#### What is needed
Rewrite the entries from their first line up to and including the line with "y-tick-label: −1.2 [206, 372, 240, 388]", changing "legend-label" to "legend-text" and leaving everything else untouched.

#### Records to use
**********
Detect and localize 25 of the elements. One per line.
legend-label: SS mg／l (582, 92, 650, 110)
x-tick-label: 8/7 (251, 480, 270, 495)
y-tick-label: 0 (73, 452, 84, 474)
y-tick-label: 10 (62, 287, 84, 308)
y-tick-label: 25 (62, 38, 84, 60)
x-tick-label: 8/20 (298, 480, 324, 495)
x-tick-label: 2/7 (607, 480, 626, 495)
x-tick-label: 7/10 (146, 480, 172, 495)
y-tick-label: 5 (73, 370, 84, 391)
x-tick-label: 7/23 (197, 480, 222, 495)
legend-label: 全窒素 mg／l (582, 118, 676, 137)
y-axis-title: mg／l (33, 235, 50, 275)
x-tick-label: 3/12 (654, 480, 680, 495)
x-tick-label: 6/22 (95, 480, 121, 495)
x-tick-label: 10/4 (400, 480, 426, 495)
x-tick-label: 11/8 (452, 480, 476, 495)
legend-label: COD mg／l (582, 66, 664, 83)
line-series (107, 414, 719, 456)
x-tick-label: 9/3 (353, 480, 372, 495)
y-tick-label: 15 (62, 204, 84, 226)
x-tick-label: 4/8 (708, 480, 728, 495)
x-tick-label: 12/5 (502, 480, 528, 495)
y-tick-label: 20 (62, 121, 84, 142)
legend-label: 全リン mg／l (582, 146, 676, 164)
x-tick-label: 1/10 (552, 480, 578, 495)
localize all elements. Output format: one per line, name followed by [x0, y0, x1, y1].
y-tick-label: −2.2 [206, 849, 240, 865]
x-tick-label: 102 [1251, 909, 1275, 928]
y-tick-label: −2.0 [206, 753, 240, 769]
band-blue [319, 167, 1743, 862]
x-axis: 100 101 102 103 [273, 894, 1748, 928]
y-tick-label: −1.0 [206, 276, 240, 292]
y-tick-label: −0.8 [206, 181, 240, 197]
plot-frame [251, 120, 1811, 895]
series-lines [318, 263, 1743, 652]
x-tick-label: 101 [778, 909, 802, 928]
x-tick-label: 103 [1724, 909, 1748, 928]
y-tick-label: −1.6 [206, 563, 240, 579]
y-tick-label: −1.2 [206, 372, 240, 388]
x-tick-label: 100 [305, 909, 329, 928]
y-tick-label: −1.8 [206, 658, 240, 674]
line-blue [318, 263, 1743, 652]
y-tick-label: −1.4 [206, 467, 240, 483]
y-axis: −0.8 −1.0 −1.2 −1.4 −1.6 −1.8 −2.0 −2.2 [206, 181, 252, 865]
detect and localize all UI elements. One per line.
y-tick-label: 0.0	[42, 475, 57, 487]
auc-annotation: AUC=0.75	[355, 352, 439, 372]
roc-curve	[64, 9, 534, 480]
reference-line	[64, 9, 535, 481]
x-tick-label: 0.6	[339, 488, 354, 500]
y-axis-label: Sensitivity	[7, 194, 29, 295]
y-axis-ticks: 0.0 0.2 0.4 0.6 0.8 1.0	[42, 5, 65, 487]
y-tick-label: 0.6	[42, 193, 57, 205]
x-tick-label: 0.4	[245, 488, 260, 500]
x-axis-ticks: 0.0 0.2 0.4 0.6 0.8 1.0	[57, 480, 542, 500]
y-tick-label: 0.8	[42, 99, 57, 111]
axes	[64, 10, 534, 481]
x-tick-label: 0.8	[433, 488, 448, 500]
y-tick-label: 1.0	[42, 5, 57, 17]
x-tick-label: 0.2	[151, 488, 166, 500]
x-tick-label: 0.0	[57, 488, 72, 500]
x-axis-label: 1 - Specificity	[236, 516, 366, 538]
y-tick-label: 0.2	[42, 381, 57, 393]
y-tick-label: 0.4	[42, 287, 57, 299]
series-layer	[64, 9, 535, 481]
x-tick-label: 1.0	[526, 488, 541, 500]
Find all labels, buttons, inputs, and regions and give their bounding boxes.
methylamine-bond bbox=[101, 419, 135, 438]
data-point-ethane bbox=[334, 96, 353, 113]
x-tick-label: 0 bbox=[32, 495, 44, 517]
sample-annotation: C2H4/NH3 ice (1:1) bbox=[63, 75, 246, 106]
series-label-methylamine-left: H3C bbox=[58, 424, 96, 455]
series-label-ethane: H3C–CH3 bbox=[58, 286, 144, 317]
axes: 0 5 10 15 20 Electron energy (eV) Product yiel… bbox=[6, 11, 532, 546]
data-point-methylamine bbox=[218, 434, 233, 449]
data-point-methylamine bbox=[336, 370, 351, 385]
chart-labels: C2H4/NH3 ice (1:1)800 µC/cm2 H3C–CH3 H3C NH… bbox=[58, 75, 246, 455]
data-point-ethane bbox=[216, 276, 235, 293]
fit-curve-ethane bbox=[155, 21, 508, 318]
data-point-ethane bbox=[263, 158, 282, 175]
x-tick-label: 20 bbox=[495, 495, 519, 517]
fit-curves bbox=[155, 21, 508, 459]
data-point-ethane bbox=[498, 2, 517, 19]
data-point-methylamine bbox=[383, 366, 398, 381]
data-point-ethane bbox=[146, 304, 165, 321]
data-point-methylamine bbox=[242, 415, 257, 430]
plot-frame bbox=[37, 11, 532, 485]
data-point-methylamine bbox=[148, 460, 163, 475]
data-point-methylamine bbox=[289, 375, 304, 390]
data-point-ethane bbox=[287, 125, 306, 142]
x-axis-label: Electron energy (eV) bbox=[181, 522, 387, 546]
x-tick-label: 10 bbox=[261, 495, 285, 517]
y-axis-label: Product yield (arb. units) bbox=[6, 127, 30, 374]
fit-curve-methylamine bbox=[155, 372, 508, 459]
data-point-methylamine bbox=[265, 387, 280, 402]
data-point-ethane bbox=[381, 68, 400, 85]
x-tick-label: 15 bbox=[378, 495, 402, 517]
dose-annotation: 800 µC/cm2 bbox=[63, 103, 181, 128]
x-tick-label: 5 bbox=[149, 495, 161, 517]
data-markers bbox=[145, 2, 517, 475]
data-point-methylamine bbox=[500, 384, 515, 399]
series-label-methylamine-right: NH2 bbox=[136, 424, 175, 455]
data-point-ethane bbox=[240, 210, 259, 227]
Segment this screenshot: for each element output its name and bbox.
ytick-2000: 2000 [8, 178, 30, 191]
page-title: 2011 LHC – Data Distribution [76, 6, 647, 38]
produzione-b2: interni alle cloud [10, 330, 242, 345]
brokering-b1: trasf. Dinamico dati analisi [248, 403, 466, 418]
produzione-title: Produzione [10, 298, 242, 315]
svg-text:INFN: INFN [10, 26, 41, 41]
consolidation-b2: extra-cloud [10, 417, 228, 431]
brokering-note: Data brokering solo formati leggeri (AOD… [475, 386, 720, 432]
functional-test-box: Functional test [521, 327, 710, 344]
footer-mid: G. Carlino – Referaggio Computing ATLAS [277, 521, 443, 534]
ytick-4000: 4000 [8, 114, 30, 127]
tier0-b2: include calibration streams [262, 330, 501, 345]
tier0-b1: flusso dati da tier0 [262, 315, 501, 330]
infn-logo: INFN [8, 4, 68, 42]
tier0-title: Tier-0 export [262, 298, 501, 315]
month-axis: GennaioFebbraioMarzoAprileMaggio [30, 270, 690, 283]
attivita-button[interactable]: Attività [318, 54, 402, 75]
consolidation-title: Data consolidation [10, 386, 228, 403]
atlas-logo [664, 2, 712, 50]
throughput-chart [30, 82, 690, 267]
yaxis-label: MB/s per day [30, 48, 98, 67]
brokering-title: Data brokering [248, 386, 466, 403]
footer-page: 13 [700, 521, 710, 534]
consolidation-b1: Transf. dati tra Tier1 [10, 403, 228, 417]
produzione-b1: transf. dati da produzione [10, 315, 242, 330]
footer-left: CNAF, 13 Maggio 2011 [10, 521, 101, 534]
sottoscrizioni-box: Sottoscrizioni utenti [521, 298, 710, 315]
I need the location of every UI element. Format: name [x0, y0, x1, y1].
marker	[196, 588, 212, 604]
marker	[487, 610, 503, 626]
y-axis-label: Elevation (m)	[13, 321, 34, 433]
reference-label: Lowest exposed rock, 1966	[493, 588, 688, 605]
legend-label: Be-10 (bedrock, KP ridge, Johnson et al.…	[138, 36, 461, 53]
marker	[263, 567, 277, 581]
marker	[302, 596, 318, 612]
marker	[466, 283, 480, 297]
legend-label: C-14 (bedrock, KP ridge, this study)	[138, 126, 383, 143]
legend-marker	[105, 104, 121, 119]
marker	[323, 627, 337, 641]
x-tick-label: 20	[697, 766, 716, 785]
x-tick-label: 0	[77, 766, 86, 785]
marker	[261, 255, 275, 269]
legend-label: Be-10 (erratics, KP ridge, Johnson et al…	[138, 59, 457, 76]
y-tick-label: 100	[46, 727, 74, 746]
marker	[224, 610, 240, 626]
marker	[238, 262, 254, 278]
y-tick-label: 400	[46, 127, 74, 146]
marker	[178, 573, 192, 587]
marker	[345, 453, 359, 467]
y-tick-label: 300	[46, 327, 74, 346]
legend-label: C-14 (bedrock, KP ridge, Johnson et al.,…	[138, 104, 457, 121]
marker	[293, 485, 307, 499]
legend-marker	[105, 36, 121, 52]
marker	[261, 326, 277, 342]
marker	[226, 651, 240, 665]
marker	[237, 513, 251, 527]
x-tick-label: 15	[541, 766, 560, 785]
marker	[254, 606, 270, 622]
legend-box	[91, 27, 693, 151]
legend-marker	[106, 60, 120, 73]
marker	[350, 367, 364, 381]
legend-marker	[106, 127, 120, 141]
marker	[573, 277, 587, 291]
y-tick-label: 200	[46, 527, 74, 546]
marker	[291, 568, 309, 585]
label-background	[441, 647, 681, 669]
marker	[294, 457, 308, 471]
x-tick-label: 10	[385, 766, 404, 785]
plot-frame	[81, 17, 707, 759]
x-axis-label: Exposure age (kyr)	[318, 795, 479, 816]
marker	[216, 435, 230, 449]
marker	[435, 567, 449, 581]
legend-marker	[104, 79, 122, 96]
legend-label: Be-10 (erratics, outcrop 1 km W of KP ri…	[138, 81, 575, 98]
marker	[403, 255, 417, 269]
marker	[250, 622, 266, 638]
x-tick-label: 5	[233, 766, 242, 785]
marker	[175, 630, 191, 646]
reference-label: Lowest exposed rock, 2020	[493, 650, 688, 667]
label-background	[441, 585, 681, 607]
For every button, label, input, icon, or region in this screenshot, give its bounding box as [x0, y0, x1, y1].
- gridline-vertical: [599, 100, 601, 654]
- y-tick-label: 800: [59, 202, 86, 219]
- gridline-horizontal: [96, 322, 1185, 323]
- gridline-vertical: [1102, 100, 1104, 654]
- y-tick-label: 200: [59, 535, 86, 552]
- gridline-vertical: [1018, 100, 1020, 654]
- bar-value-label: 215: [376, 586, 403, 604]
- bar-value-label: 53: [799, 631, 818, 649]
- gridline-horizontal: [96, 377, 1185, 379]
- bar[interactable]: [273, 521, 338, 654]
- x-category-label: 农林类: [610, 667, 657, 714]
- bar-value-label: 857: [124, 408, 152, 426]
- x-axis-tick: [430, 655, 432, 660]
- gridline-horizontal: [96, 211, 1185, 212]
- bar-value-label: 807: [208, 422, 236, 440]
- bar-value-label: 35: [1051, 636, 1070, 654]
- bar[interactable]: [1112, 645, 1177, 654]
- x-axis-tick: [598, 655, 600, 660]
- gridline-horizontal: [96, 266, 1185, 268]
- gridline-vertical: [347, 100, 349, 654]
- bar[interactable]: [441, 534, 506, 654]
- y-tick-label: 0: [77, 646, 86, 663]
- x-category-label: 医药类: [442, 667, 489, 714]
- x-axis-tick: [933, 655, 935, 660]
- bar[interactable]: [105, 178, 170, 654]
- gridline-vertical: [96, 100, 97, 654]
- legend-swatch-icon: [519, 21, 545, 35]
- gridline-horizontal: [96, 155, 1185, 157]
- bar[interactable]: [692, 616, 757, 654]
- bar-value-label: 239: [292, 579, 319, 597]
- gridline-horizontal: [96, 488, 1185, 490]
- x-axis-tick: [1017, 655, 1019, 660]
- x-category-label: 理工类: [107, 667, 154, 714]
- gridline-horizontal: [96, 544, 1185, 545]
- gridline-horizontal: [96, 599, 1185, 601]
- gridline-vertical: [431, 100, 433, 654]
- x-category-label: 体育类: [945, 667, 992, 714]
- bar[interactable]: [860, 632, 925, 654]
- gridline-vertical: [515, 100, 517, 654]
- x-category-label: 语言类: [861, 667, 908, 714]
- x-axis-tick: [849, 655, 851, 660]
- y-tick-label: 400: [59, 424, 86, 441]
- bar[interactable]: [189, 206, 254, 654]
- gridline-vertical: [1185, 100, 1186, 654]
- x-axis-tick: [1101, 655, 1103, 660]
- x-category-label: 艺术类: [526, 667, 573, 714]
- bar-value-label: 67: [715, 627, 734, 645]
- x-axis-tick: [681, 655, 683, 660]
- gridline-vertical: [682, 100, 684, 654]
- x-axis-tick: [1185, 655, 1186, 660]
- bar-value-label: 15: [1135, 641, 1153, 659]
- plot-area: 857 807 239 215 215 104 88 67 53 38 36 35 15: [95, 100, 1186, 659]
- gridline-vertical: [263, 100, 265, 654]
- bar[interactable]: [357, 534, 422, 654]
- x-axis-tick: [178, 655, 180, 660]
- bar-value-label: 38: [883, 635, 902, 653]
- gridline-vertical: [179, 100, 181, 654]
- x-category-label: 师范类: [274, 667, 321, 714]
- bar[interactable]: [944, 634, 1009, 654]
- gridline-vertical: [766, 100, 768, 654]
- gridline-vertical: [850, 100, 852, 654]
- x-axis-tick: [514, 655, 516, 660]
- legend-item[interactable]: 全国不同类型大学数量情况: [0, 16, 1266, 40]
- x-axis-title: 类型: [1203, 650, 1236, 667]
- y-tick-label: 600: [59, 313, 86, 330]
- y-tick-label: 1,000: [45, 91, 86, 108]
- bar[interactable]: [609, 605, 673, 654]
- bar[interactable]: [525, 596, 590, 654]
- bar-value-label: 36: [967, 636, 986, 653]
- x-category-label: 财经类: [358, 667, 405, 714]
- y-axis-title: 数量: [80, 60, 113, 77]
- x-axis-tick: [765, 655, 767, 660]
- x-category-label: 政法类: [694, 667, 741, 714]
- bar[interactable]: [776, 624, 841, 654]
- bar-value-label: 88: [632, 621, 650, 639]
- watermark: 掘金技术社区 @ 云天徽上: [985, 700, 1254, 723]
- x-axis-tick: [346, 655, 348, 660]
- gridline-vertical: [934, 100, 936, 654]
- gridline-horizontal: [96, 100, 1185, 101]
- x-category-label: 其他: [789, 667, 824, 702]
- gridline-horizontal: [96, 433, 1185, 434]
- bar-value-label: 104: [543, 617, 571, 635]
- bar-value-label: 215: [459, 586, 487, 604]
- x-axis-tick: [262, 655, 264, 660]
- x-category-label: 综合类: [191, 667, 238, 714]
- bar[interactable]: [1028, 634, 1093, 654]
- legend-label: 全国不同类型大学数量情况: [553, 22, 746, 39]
**********
#### Output of the task
Detect and localize 25 of the elements. One per line.
legend-text: SS mg／l (582, 92, 650, 110)
x-tick-label: 8/7 (251, 480, 270, 495)
y-tick-label: 0 (73, 452, 84, 474)
y-tick-label: 10 (62, 287, 84, 308)
y-tick-label: 25 (62, 38, 84, 60)
x-tick-label: 8/20 (298, 480, 324, 495)
x-tick-label: 2/7 (607, 480, 626, 495)
x-tick-label: 7/10 (146, 480, 172, 495)
y-tick-label: 5 (73, 370, 84, 391)
x-tick-label: 7/23 (197, 480, 222, 495)
legend-text: 全窒素 mg／l (582, 118, 676, 137)
y-axis-title: mg／l (33, 235, 50, 275)
x-tick-label: 3/12 (654, 480, 680, 495)
x-tick-label: 6/22 (95, 480, 121, 495)
x-tick-label: 10/4 (400, 480, 426, 495)
x-tick-label: 11/8 (452, 480, 476, 495)
legend-text: COD mg／l (582, 66, 664, 83)
line-series (107, 414, 719, 456)
x-tick-label: 9/3 (353, 480, 372, 495)
y-tick-label: 15 (62, 204, 84, 226)
x-tick-label: 4/8 (708, 480, 728, 495)
x-tick-label: 12/5 (502, 480, 528, 495)
y-tick-label: 20 (62, 121, 84, 142)
legend-text: 全リン mg／l (582, 146, 676, 164)
x-tick-label: 1/10 (552, 480, 578, 495)
localize all elements. Output format: one per line, name followed by [x0, y0, x1, y1].
y-tick-label: −2.2 [206, 849, 240, 865]
x-tick-label: 102 [1251, 909, 1275, 928]
y-tick-label: −2.0 [206, 753, 240, 769]
band-blue [319, 167, 1743, 862]
x-axis: 100 101 102 103 [273, 894, 1748, 928]
y-tick-label: −1.0 [206, 276, 240, 292]
y-tick-label: −0.8 [206, 181, 240, 197]
plot-frame [251, 120, 1811, 895]
series-lines [318, 263, 1743, 652]
x-tick-label: 101 [778, 909, 802, 928]
x-tick-label: 103 [1724, 909, 1748, 928]
y-tick-label: −1.6 [206, 563, 240, 579]
y-tick-label: −1.2 [206, 372, 240, 388]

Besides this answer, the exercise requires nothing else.